In the listing below, count the lines containing the string "following" and state only the number.

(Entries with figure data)
========================

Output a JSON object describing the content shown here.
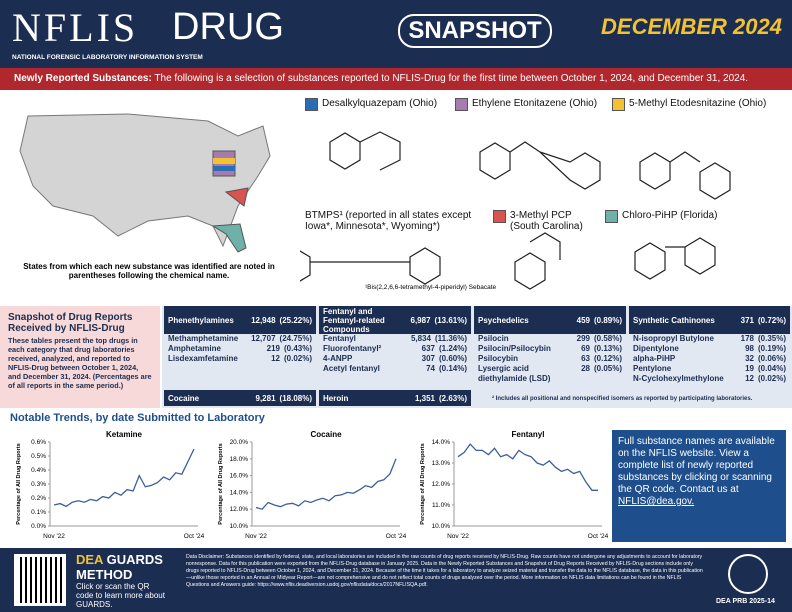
{
  "header": {
    "logo": "NFLIS",
    "logo_drug": "DRUG",
    "subtitle": "NATIONAL FORENSIC LABORATORY INFORMATION SYSTEM",
    "snapshot": "SNAPSHOT",
    "date": "DECEMBER 2024"
  },
  "new_substances": {
    "label": "Newly Reported Substances:",
    "description": "The following is a selection of substances reported to NFLIS-Drug for the first time between October 1, 2024, and December 31, 2024.",
    "map_caption": "States from which each new substance was identified are noted in parentheses following the chemical name.",
    "items": [
      {
        "name": "Desalkylquazepam (Ohio)",
        "color": "#2a6db3"
      },
      {
        "name": "Ethylene Etonitazene (Ohio)",
        "color": "#a57bb0"
      },
      {
        "name": "5-Methyl Etodesnitazine (Ohio)",
        "color": "#f2c230"
      },
      {
        "name": "BTMPS¹ (reported in all states except Iowa*, Minnesota*, Wyoming*)",
        "color": null
      },
      {
        "name": "3-Methyl PCP (South Carolina)",
        "color": "#d9534f"
      },
      {
        "name": "Chloro-PiHP (Florida)",
        "color": "#6fb0a8"
      }
    ],
    "footnote": "¹Bis(2,2,6,6-tetramethyl-4-piperidyl) Sebacate"
  },
  "snapshot": {
    "title": "Snapshot of Drug Reports Received by NFLIS-Drug",
    "description": "These tables present the top drugs in each category that drug laboratories received, analyzed, and reported to NFLIS-Drug between October 1, 2024, and December 31, 2024. (Percentages are of all reports in the same period.)",
    "groups": [
      {
        "name": "Phenethylamines",
        "total": "12,948",
        "pct": "(25.22%)",
        "rows": [
          [
            "Methamphetamine",
            "12,707",
            "(24.75%)"
          ],
          [
            "Amphetamine",
            "219",
            "(0.43%)"
          ],
          [
            "Lisdexamfetamine",
            "12",
            "(0.02%)"
          ]
        ]
      },
      {
        "name": "Fentanyl and Fentanyl-related Compounds",
        "total": "6,987",
        "pct": "(13.61%)",
        "rows": [
          [
            "Fentanyl",
            "5,834",
            "(11.36%)"
          ],
          [
            "Fluorofentanyl²",
            "637",
            "(1.24%)"
          ],
          [
            "4-ANPP",
            "307",
            "(0.60%)"
          ],
          [
            "Acetyl fentanyl",
            "74",
            "(0.14%)"
          ]
        ]
      },
      {
        "name": "Psychedelics",
        "total": "459",
        "pct": "(0.89%)",
        "rows": [
          [
            "Psilocin",
            "299",
            "(0.58%)"
          ],
          [
            "Psilocin/Psilocybin",
            "69",
            "(0.13%)"
          ],
          [
            "Psilocybin",
            "63",
            "(0.12%)"
          ],
          [
            "Lysergic acid diethylamide (LSD)",
            "28",
            "(0.05%)"
          ]
        ]
      },
      {
        "name": "Synthetic Cathinones",
        "total": "371",
        "pct": "(0.72%)",
        "rows": [
          [
            "N-isopropyl Butylone",
            "178",
            "(0.35%)"
          ],
          [
            "Dipentylone",
            "98",
            "(0.19%)"
          ],
          [
            "alpha-PiHP",
            "32",
            "(0.06%)"
          ],
          [
            "Pentylone",
            "19",
            "(0.04%)"
          ],
          [
            "N-Cyclohexylmethylone",
            "12",
            "(0.02%)"
          ]
        ]
      }
    ],
    "bottom": [
      {
        "name": "Cocaine",
        "total": "9,281",
        "pct": "(18.08%)"
      },
      {
        "name": "Heroin",
        "total": "1,351",
        "pct": "(2.63%)"
      }
    ],
    "footnote": "² Includes all positional and nonspecified isomers as reported by participating laboratories."
  },
  "trends_title": "Notable Trends, by date Submitted to Laboratory",
  "chart_data": [
    {
      "type": "line",
      "title": "Ketamine",
      "y_label": "Percentage of All Drug Reports",
      "color": "#3a5f9a",
      "grid": false,
      "categories": [
        "Nov '22",
        null,
        null,
        null,
        null,
        null,
        null,
        null,
        null,
        null,
        null,
        null,
        null,
        null,
        null,
        null,
        null,
        null,
        null,
        null,
        null,
        null,
        null,
        "Oct '24"
      ],
      "values": [
        0.15,
        0.16,
        0.14,
        0.17,
        0.18,
        0.17,
        0.19,
        0.18,
        0.21,
        0.2,
        0.24,
        0.22,
        0.26,
        0.25,
        0.36,
        0.28,
        0.29,
        0.31,
        0.35,
        0.33,
        0.38,
        0.37,
        0.46,
        0.55
      ],
      "ylim": [
        0,
        0.6
      ],
      "yticks": [
        {
          "value": 0,
          "label": "0.0%"
        },
        {
          "value": 0.1,
          "label": "0.1%"
        },
        {
          "value": 0.2,
          "label": "0.2%"
        },
        {
          "value": 0.3,
          "label": "0.3%"
        },
        {
          "value": 0.4,
          "label": "0.4%"
        },
        {
          "value": 0.5,
          "label": "0.5%"
        },
        {
          "value": 0.6,
          "label": "0.6%"
        }
      ]
    },
    {
      "type": "line",
      "title": "Cocaine",
      "y_label": "Percentage of All Drug Reports",
      "color": "#3a5f9a",
      "grid": false,
      "categories": [
        "Nov '22",
        null,
        null,
        null,
        null,
        null,
        null,
        null,
        null,
        null,
        null,
        null,
        null,
        null,
        null,
        null,
        null,
        null,
        null,
        null,
        null,
        null,
        null,
        "Oct '24"
      ],
      "values": [
        12.2,
        12.0,
        12.8,
        12.5,
        12.3,
        12.6,
        12.7,
        12.4,
        13.0,
        12.8,
        13.1,
        13.3,
        13.0,
        13.6,
        13.7,
        14.0,
        13.9,
        14.3,
        14.8,
        14.6,
        15.3,
        15.5,
        16.2,
        18.0
      ],
      "ylim": [
        10,
        20
      ],
      "yticks": [
        {
          "value": 10,
          "label": "10.0%"
        },
        {
          "value": 12,
          "label": "12.0%"
        },
        {
          "value": 14,
          "label": "14.0%"
        },
        {
          "value": 16,
          "label": "16.0%"
        },
        {
          "value": 18,
          "label": "18.0%"
        },
        {
          "value": 20,
          "label": "20.0%"
        }
      ]
    },
    {
      "type": "line",
      "title": "Fentanyl",
      "y_label": "Percentage of All Drug Reports",
      "color": "#3a5f9a",
      "grid": false,
      "categories": [
        "Nov '22",
        null,
        null,
        null,
        null,
        null,
        null,
        null,
        null,
        null,
        null,
        null,
        null,
        null,
        null,
        null,
        null,
        null,
        null,
        null,
        null,
        null,
        null,
        "Oct '24"
      ],
      "values": [
        13.3,
        13.5,
        13.9,
        13.6,
        13.6,
        13.4,
        13.7,
        13.3,
        13.4,
        13.2,
        13.6,
        13.4,
        13.3,
        13.0,
        12.9,
        13.1,
        12.8,
        12.6,
        12.7,
        12.5,
        12.6,
        12.1,
        11.7,
        11.7
      ],
      "ylim": [
        10,
        14
      ],
      "yticks": [
        {
          "value": 10,
          "label": "10.0%"
        },
        {
          "value": 11,
          "label": "11.0%"
        },
        {
          "value": 12,
          "label": "12.0%"
        },
        {
          "value": 13,
          "label": "13.0%"
        },
        {
          "value": 14,
          "label": "14.0%"
        }
      ]
    }
  ],
  "sidebar": {
    "text": "Full substance names are available on the NFLIS website. View a complete list of newly reported substances by clicking or scanning the QR code. Contact us at",
    "email": "NFLIS@dea.gov."
  },
  "footer": {
    "dea": "DEA",
    "guards": "GUARDS",
    "method": "METHOD",
    "qr_text": "Click or scan the QR code to learn more about GUARDS.",
    "disclaimer": "Data Disclaimer: Substances identified by federal, state, and local laboratories are included in the raw counts of drug reports received by NFLIS-Drug. Raw counts have not undergone any adjustments to account for laboratory nonresponse. Data for this publication were exported from the NFLIS-Drug database in January 2025. Data in the Newly Reported Substances and Snapshot of Drug Reports Received by NFLIS-Drug sections include only drugs reported to NFLIS-Drug between October 1, 2024, and December 31, 2024. Because of the time it takes for a laboratory to analyze seized material and transfer the data to the NFLIS database, the data in this publication—unlike those reported in an Annual or Midyear Report—are not comprehensive and do not reflect total counts of drugs analyzed over the period. More information on NFLIS data limitations can be found in the NFLIS Questions and Answers guide: https://www.nflis.deadiversion.usdoj.gov/nflisdata/docs/2017NFLISQA.pdf.",
    "code": "DEA PRB 2025-14"
  }
}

========================

▶ [Exercise solution]
2